- **TASK INSTRUCTIONS**: Would you pull out every line of the material that contains the string "name"?

- **MATERIAL FOR THE TASK**:

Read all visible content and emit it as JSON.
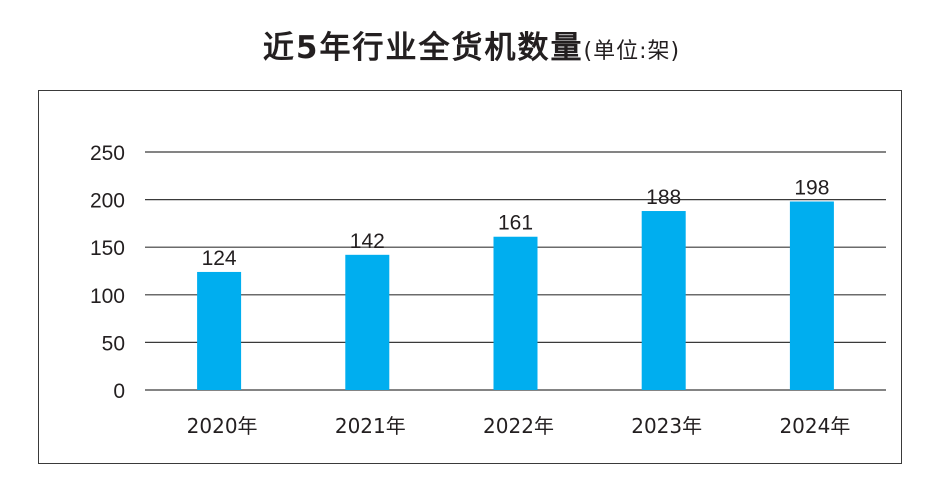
{
  "chart_data": {
    "type": "bar",
    "title": "近5年行业全货机数量",
    "unit_note": "(单位:架)",
    "categories": [
      "2020年",
      "2021年",
      "2022年",
      "2023年",
      "2024年"
    ],
    "values": [
      124,
      142,
      161,
      188,
      198
    ],
    "data_labels": [
      "124",
      "142",
      "161",
      "188",
      "198"
    ],
    "yticks": [
      "0",
      "50",
      "100",
      "150",
      "200",
      "250"
    ],
    "ylim": [
      0,
      250
    ],
    "xlabel": "",
    "ylabel": "",
    "grid": true,
    "legend": "none",
    "bar_color": "#00aeef",
    "grid_color": "#3a3a3a"
  }
}
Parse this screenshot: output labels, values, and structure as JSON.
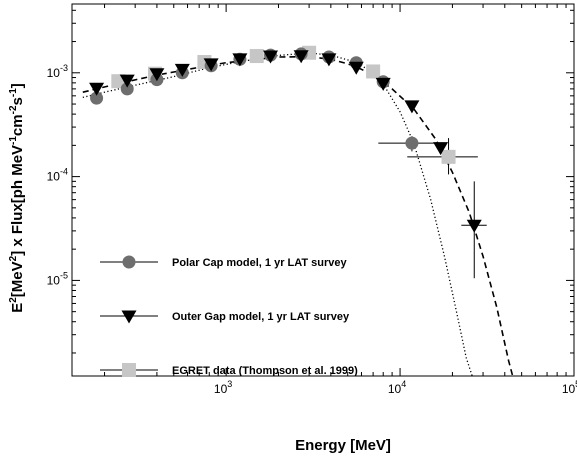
{
  "chart_data": {
    "type": "scatter",
    "xlabel": "Energy [MeV]",
    "ylabel": {
      "parts": [
        {
          "t": "E",
          "s": "n"
        },
        {
          "t": "2",
          "s": "sup"
        },
        {
          "t": "[MeV",
          "s": "n"
        },
        {
          "t": "2",
          "s": "sup"
        },
        {
          "t": "] x Flux[ph MeV",
          "s": "n"
        },
        {
          "t": "-1",
          "s": "sup"
        },
        {
          "t": "cm",
          "s": "n"
        },
        {
          "t": "-2",
          "s": "sup"
        },
        {
          "t": "s",
          "s": "n"
        },
        {
          "t": "-1",
          "s": "sup"
        },
        {
          "t": "]",
          "s": "n"
        }
      ]
    },
    "xscale": "log",
    "yscale": "log",
    "xlim": [
      130,
      100000
    ],
    "ylim": [
      1.2e-06,
      0.0046
    ],
    "grid": false,
    "legend_position": "left",
    "x_ticks": [
      {
        "value": 1000,
        "base": "10",
        "exp": "3"
      },
      {
        "value": 10000,
        "base": "10",
        "exp": "4"
      },
      {
        "value": 100000,
        "base": "10",
        "exp": "5"
      }
    ],
    "y_ticks": [
      {
        "value": 0.001,
        "base": "10",
        "exp": "-3"
      },
      {
        "value": 0.0001,
        "base": "10",
        "exp": "-4"
      },
      {
        "value": 1e-05,
        "base": "10",
        "exp": "-5"
      }
    ],
    "series": [
      {
        "name": "Polar Cap model, 1 yr LAT survey",
        "marker": "circle",
        "color": "#6e6e6e",
        "points": [
          {
            "x": 180,
            "y": 0.00057
          },
          {
            "x": 270,
            "y": 0.0007
          },
          {
            "x": 400,
            "y": 0.00086
          },
          {
            "x": 560,
            "y": 0.001
          },
          {
            "x": 820,
            "y": 0.00117
          },
          {
            "x": 1200,
            "y": 0.00135
          },
          {
            "x": 1800,
            "y": 0.00148
          },
          {
            "x": 2700,
            "y": 0.00152
          },
          {
            "x": 3900,
            "y": 0.00142
          },
          {
            "x": 5600,
            "y": 0.00125
          },
          {
            "x": 8000,
            "y": 0.00082
          },
          {
            "x": 11700,
            "y": 0.00021,
            "xerr": [
              7500,
              17500
            ],
            "yerr": [
              0.000175,
              0.000245
            ]
          }
        ]
      },
      {
        "name": "Outer Gap model, 1 yr LAT survey",
        "marker": "triangle-down",
        "color": "#000000",
        "points": [
          {
            "x": 180,
            "y": 0.00071
          },
          {
            "x": 270,
            "y": 0.00085
          },
          {
            "x": 400,
            "y": 0.00098
          },
          {
            "x": 560,
            "y": 0.00108
          },
          {
            "x": 820,
            "y": 0.00122
          },
          {
            "x": 1200,
            "y": 0.00136
          },
          {
            "x": 1800,
            "y": 0.00145
          },
          {
            "x": 2700,
            "y": 0.00146
          },
          {
            "x": 3900,
            "y": 0.00136
          },
          {
            "x": 5600,
            "y": 0.00113
          },
          {
            "x": 8000,
            "y": 0.00079
          },
          {
            "x": 11700,
            "y": 0.00048
          },
          {
            "x": 17100,
            "y": 0.00019
          },
          {
            "x": 26700,
            "y": 3.4e-05,
            "xerr": [
              22500,
              31500
            ],
            "yerr": [
              1.05e-05,
              9e-05
            ]
          }
        ]
      },
      {
        "name": "EGRET data (Thompson et al. 1999)",
        "marker": "square",
        "color": "#c6c6c6",
        "points": [
          {
            "x": 240,
            "y": 0.00083
          },
          {
            "x": 390,
            "y": 0.00098
          },
          {
            "x": 750,
            "y": 0.00127
          },
          {
            "x": 1500,
            "y": 0.00145
          },
          {
            "x": 3000,
            "y": 0.00156
          },
          {
            "x": 7000,
            "y": 0.00103
          },
          {
            "x": 19000,
            "y": 0.000155,
            "xerr": [
              11000,
              28000
            ],
            "yerr": [
              0.000105,
              0.000235
            ]
          }
        ]
      }
    ],
    "curves": [
      {
        "style": "dotted",
        "points": [
          [
            150,
            0.00058
          ],
          [
            200,
            0.00065
          ],
          [
            300,
            0.00076
          ],
          [
            500,
            0.00092
          ],
          [
            800,
            0.00112
          ],
          [
            1200,
            0.00128
          ],
          [
            2000,
            0.00147
          ],
          [
            3000,
            0.00155
          ],
          [
            4000,
            0.00148
          ],
          [
            5000,
            0.00133
          ],
          [
            6000,
            0.00118
          ],
          [
            7000,
            0.00098
          ],
          [
            8000,
            0.00078
          ],
          [
            10000,
            0.00042
          ],
          [
            12000,
            0.00021
          ],
          [
            15000,
            6e-05
          ],
          [
            18000,
            1.7e-05
          ],
          [
            21000,
            5.2e-06
          ],
          [
            24000,
            1.8e-06
          ],
          [
            26000,
            1.2e-06
          ]
        ]
      },
      {
        "style": "dashed",
        "points": [
          [
            150,
            0.00065
          ],
          [
            250,
            0.0008
          ],
          [
            400,
            0.00095
          ],
          [
            700,
            0.00113
          ],
          [
            1000,
            0.00125
          ],
          [
            2000,
            0.00142
          ],
          [
            3000,
            0.00143
          ],
          [
            4000,
            0.00135
          ],
          [
            5000,
            0.00122
          ],
          [
            6000,
            0.00108
          ],
          [
            7000,
            0.00094
          ],
          [
            9000,
            0.0007
          ],
          [
            12000,
            0.00045
          ],
          [
            16000,
            0.00023
          ],
          [
            20000,
            0.00011
          ],
          [
            25000,
            4.5e-05
          ],
          [
            30000,
            1.7e-05
          ],
          [
            36000,
            5.5e-06
          ],
          [
            42000,
            1.7e-06
          ],
          [
            45000,
            1.1e-06
          ]
        ]
      }
    ]
  }
}
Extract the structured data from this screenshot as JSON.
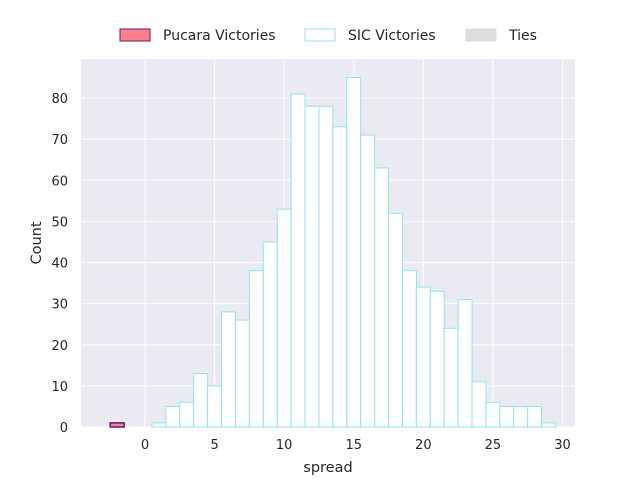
{
  "chart_data": {
    "type": "bar",
    "title": "",
    "xlabel": "spread",
    "ylabel": "Count",
    "xlim": [
      -4.6,
      30.9
    ],
    "ylim": [
      0,
      89.5
    ],
    "xticks": [
      0,
      5,
      10,
      15,
      20,
      25,
      30
    ],
    "yticks": [
      0,
      10,
      20,
      30,
      40,
      50,
      60,
      70,
      80
    ],
    "grid": true,
    "legend_position": "top-center",
    "bin_width": 1,
    "series": [
      {
        "name": "Pucara Victories",
        "fill": "#ff7f8a",
        "stroke": "#5a1a7a",
        "bins": [
          {
            "x": -2,
            "value": 1
          }
        ]
      },
      {
        "name": "SIC Victories",
        "fill": "#ffffff",
        "stroke": "#8fe3ee",
        "bins": [
          {
            "x": 1,
            "value": 1
          },
          {
            "x": 2,
            "value": 5
          },
          {
            "x": 3,
            "value": 6
          },
          {
            "x": 4,
            "value": 13
          },
          {
            "x": 5,
            "value": 10
          },
          {
            "x": 6,
            "value": 28
          },
          {
            "x": 7,
            "value": 26
          },
          {
            "x": 8,
            "value": 38
          },
          {
            "x": 9,
            "value": 45
          },
          {
            "x": 10,
            "value": 53
          },
          {
            "x": 11,
            "value": 81
          },
          {
            "x": 12,
            "value": 78
          },
          {
            "x": 13,
            "value": 78
          },
          {
            "x": 14,
            "value": 73
          },
          {
            "x": 15,
            "value": 85
          },
          {
            "x": 16,
            "value": 71
          },
          {
            "x": 17,
            "value": 63
          },
          {
            "x": 18,
            "value": 52
          },
          {
            "x": 19,
            "value": 38
          },
          {
            "x": 20,
            "value": 34
          },
          {
            "x": 21,
            "value": 33
          },
          {
            "x": 22,
            "value": 24
          },
          {
            "x": 23,
            "value": 31
          },
          {
            "x": 24,
            "value": 11
          },
          {
            "x": 25,
            "value": 6
          },
          {
            "x": 26,
            "value": 5
          },
          {
            "x": 27,
            "value": 5
          },
          {
            "x": 28,
            "value": 5
          },
          {
            "x": 29,
            "value": 1
          }
        ]
      },
      {
        "name": "Ties",
        "fill": "#dddddd",
        "stroke": "#dddddd",
        "bins": []
      }
    ]
  },
  "colors": {
    "plot_background": "#eaeaf2",
    "grid": "#ffffff",
    "text": "#262626"
  }
}
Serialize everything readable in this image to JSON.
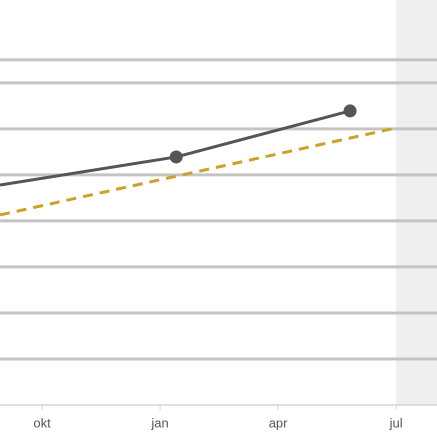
{
  "chart_data": {
    "type": "line",
    "xlim": [
      -1.07,
      10.04
    ],
    "ylim": [
      0,
      8.8
    ],
    "xticks": [
      {
        "value": 0,
        "label": "okt"
      },
      {
        "value": 3,
        "label": "jan"
      },
      {
        "value": 6,
        "label": "apr"
      },
      {
        "value": 9,
        "label": "jul"
      }
    ],
    "yticks": [
      1,
      2,
      3,
      4,
      5,
      6,
      7,
      7.5
    ],
    "grid": true,
    "shade_from": 9,
    "series": [
      {
        "color": "#555555",
        "dash": false,
        "markers": true,
        "x": [
          -1.07,
          3.41,
          7.83
        ],
        "values": [
          4.78,
          5.39,
          6.39
        ]
      },
      {
        "color": "#c9a227",
        "dash": true,
        "markers": false,
        "x": [
          -1.07,
          9
        ],
        "values": [
          4.13,
          6.02
        ]
      }
    ]
  }
}
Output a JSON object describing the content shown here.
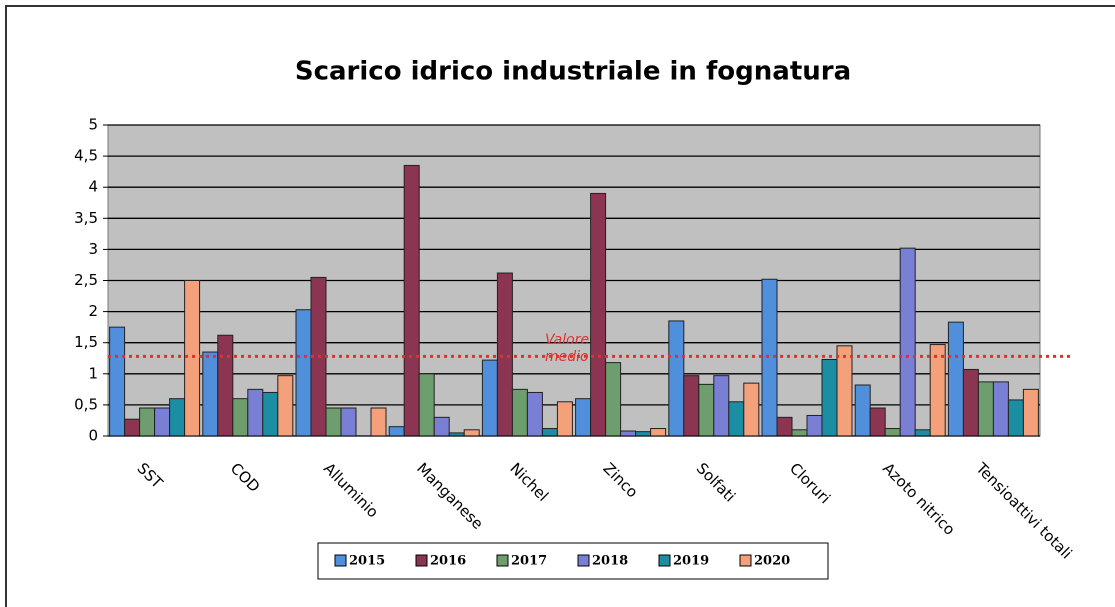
{
  "chart_data": {
    "type": "bar",
    "title": "Scarico idrico industriale in fognatura",
    "categories": [
      "SST",
      "COD",
      "Alluminio",
      "Manganese",
      "Nichel",
      "Zinco",
      "Solfati",
      "Cloruri",
      "Azoto nitrico",
      "Tensioattivi totali"
    ],
    "series": [
      {
        "name": "2015",
        "color": "#4f8fdc",
        "values": [
          1.75,
          1.35,
          2.03,
          0.15,
          1.22,
          0.6,
          1.85,
          2.52,
          0.82,
          1.83
        ]
      },
      {
        "name": "2016",
        "color": "#8c3553",
        "values": [
          0.27,
          1.62,
          2.55,
          4.35,
          2.62,
          3.9,
          0.97,
          0.3,
          0.45,
          1.07
        ]
      },
      {
        "name": "2017",
        "color": "#6e9e6e",
        "values": [
          0.45,
          0.6,
          0.45,
          1.0,
          0.75,
          1.18,
          0.83,
          0.1,
          0.12,
          0.87
        ]
      },
      {
        "name": "2018",
        "color": "#7a7fd6",
        "values": [
          0.45,
          0.75,
          0.45,
          0.3,
          0.7,
          0.08,
          0.97,
          0.33,
          3.02,
          0.87
        ]
      },
      {
        "name": "2019",
        "color": "#1b8ea3",
        "values": [
          0.6,
          0.7,
          0,
          0.05,
          0.12,
          0.07,
          0.55,
          1.23,
          0.1,
          0.58
        ]
      },
      {
        "name": "2020",
        "color": "#f4a07a",
        "values": [
          2.5,
          0.97,
          0.45,
          0.1,
          0.55,
          0.12,
          0.85,
          1.45,
          1.47,
          0.75
        ]
      }
    ],
    "ylim": [
      0,
      5
    ],
    "yticks": [
      0,
      {
        "value": 0.5,
        "label": "0,5"
      },
      1,
      {
        "value": 1.5,
        "label": "1,5"
      },
      2,
      {
        "value": 2.5,
        "label": "2,5"
      },
      3,
      {
        "value": 3.5,
        "label": "3,5"
      },
      4,
      {
        "value": 4.5,
        "label": "4,5"
      },
      5
    ],
    "grid": true,
    "mean_line": {
      "value": 1.28,
      "label": "Valore medio",
      "color": "#e03030"
    }
  }
}
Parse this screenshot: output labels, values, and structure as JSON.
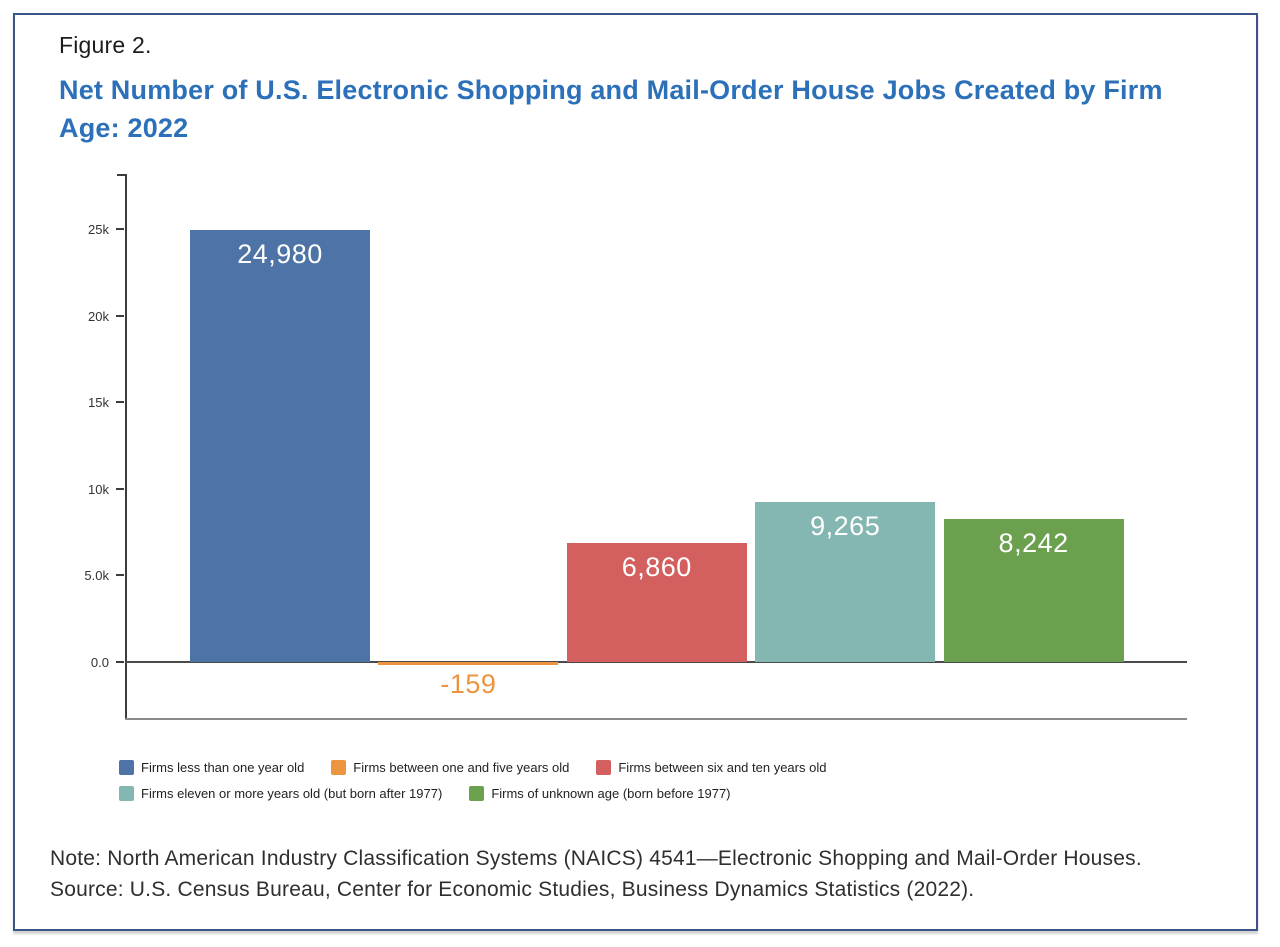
{
  "figure": {
    "label": "Figure 2.",
    "title": "Net Number of U.S. Electronic Shopping and Mail-Order House Jobs Created by Firm Age: 2022",
    "title_color": "#2b70b8",
    "border_color": "#3d5486"
  },
  "chart_data": {
    "type": "bar",
    "title": "Net Number of U.S. Electronic Shopping and Mail-Order House Jobs Created by Firm Age: 2022",
    "xlabel": "",
    "ylabel": "",
    "categories": [
      "Firms less than one year old",
      "Firms between one and five years old",
      "Firms between six and ten years old",
      "Firms eleven or more years old (but born after 1977)",
      "Firms of unknown age (born before 1977)"
    ],
    "values": [
      24980,
      -159,
      6860,
      9265,
      8242
    ],
    "value_labels": [
      "24,980",
      "-159",
      "6,860",
      "9,265",
      "8,242"
    ],
    "colors": [
      "#4e73a7",
      "#ec9440",
      "#d35f5e",
      "#84b7b1",
      "#6ba14e"
    ],
    "ylim": [
      -3350,
      28200
    ],
    "yticks": [
      {
        "value": 25000,
        "label": "25k"
      },
      {
        "value": 20000,
        "label": "20k"
      },
      {
        "value": 15000,
        "label": "15k"
      },
      {
        "value": 10000,
        "label": "10k"
      },
      {
        "value": 5000,
        "label": "5.0k"
      },
      {
        "value": 0,
        "label": "0.0"
      }
    ],
    "grid": false,
    "legend_position": "bottom",
    "legend_rows": [
      [
        0,
        1,
        2
      ],
      [
        3,
        4
      ]
    ]
  },
  "note": "Note: North American Industry Classification Systems (NAICS) 4541—Electronic Shopping and Mail-Order Houses.",
  "source": "Source: U.S. Census Bureau, Center for Economic Studies, Business Dynamics Statistics (2022)."
}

- **ANSWER TO THE TASK**:
        "name": "Polar Cap model, 1 yr LAT survey",
        "name": "Outer Gap model, 1 yr LAT survey",
        "name": "EGRET data (Thompson et al. 1999)",
        "name": "Pucara Victories",
        "name": "SIC Victories",
        "name": "Ties",
        "name": "2015",
        "name": "2016",
        "name": "2017",
        "name": "2018",
        "name": "2019",
        "name": "2020",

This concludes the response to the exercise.